*TASK BRIEF*
Emit the data below verbatim, stripping out any pictures.

Data items:
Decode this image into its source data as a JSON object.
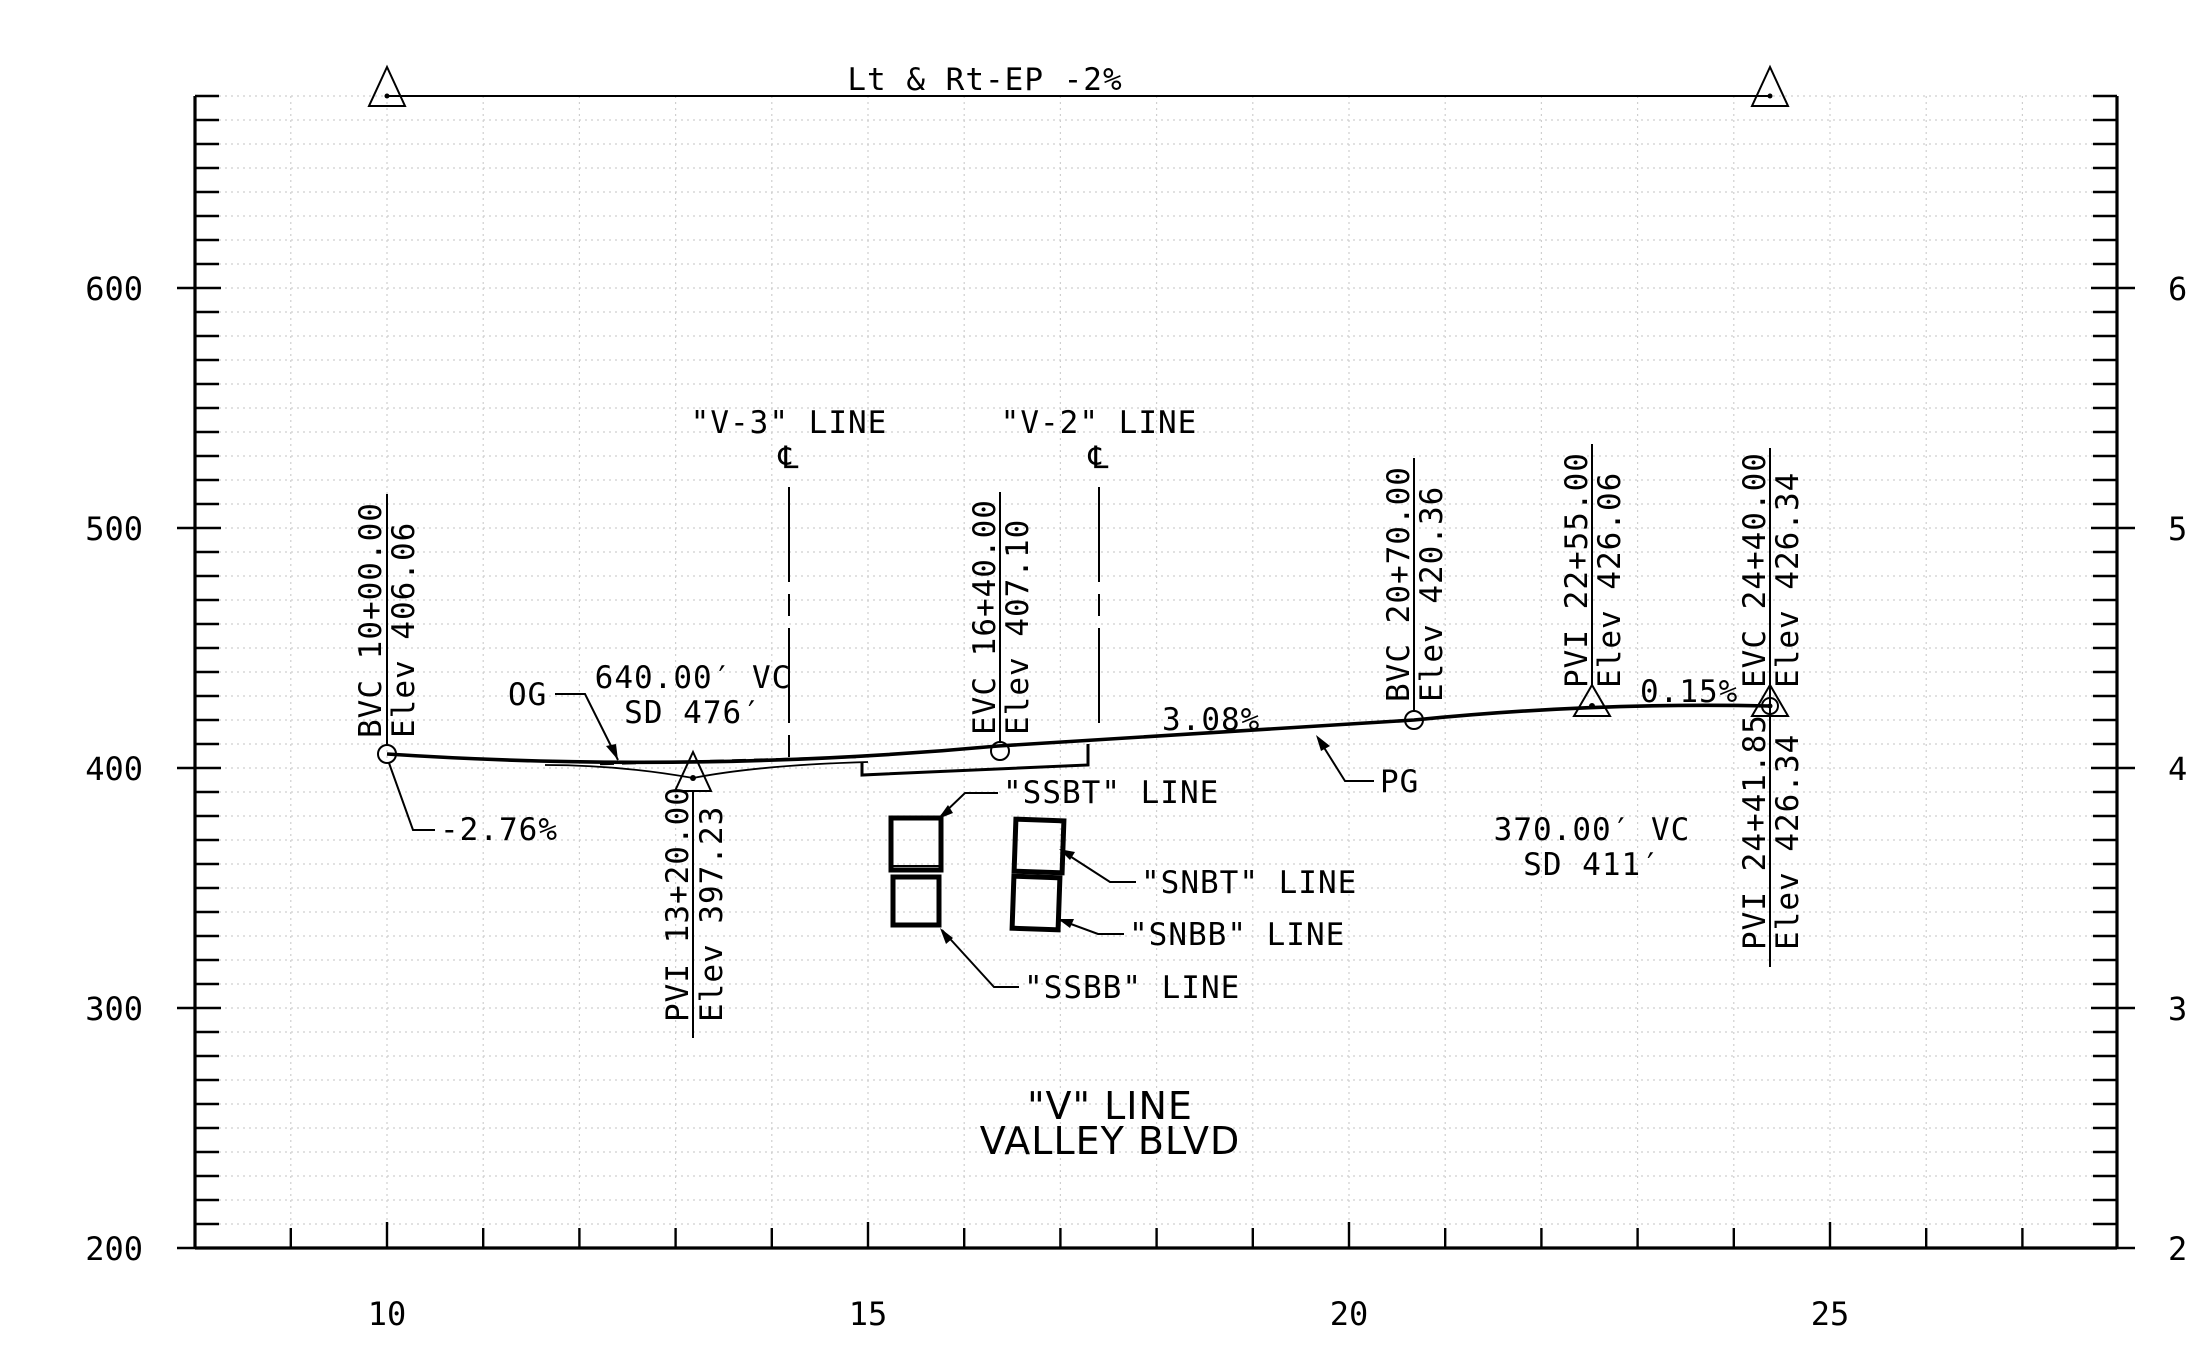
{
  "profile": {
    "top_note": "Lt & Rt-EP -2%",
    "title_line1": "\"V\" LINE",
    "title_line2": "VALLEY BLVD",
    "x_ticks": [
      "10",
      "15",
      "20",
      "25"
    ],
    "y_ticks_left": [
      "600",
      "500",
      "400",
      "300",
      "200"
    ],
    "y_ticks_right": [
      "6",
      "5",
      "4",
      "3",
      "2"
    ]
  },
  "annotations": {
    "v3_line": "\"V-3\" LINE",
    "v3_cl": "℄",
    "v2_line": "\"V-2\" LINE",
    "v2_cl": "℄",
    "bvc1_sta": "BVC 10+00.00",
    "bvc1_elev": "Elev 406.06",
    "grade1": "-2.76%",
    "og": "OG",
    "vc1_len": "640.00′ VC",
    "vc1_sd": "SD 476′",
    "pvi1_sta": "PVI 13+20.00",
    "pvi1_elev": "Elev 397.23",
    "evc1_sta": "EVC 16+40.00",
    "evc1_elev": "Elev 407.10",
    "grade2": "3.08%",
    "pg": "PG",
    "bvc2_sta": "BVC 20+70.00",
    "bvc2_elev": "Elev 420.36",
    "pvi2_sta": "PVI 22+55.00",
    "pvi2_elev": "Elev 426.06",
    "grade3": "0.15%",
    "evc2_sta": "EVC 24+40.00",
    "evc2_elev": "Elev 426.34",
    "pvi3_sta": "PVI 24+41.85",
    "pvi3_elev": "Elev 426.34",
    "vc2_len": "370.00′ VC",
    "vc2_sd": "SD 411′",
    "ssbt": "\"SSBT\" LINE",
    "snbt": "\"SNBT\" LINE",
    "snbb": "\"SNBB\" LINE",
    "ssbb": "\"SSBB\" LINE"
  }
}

*CORRECT RESPONSE*
Decode this image into its source data as a JSON object.
{
  "profile": {
    "top_note": "Lt & Rt-EP -2%",
    "title_line1": "\"V\" LINE",
    "title_line2": "VALLEY BLVD",
    "x_ticks": [
      "10",
      "15",
      "20",
      "25"
    ],
    "y_ticks_left": [
      "600",
      "500",
      "400",
      "300",
      "200"
    ],
    "y_ticks_right": [
      "6",
      "5",
      "4",
      "3",
      "2"
    ]
  },
  "annotations": {
    "v3_line": "\"V-3\" LINE",
    "v3_cl": "℄",
    "v2_line": "\"V-2\" LINE",
    "v2_cl": "℄",
    "bvc1_sta": "BVC 10+00.00",
    "bvc1_elev": "Elev 406.06",
    "grade1": "-2.76%",
    "og": "OG",
    "vc1_len": "640.00′ VC",
    "vc1_sd": "SD 476′",
    "pvi1_sta": "PVI 13+20.00",
    "pvi1_elev": "Elev 397.23",
    "evc1_sta": "EVC 16+40.00",
    "evc1_elev": "Elev 407.10",
    "grade2": "3.08%",
    "pg": "PG",
    "bvc2_sta": "BVC 20+70.00",
    "bvc2_elev": "Elev 420.36",
    "pvi2_sta": "PVI 22+55.00",
    "pvi2_elev": "Elev 426.06",
    "grade3": "0.15%",
    "evc2_sta": "EVC 24+40.00",
    "evc2_elev": "Elev 426.34",
    "pvi3_sta": "PVI 24+41.85",
    "pvi3_elev": "Elev 426.34",
    "vc2_len": "370.00′ VC",
    "vc2_sd": "SD 411′",
    "ssbt": "\"SSBT\" LINE",
    "snbt": "\"SNBT\" LINE",
    "snbb": "\"SNBB\" LINE",
    "ssbb": "\"SSBB\" LINE"
  }
}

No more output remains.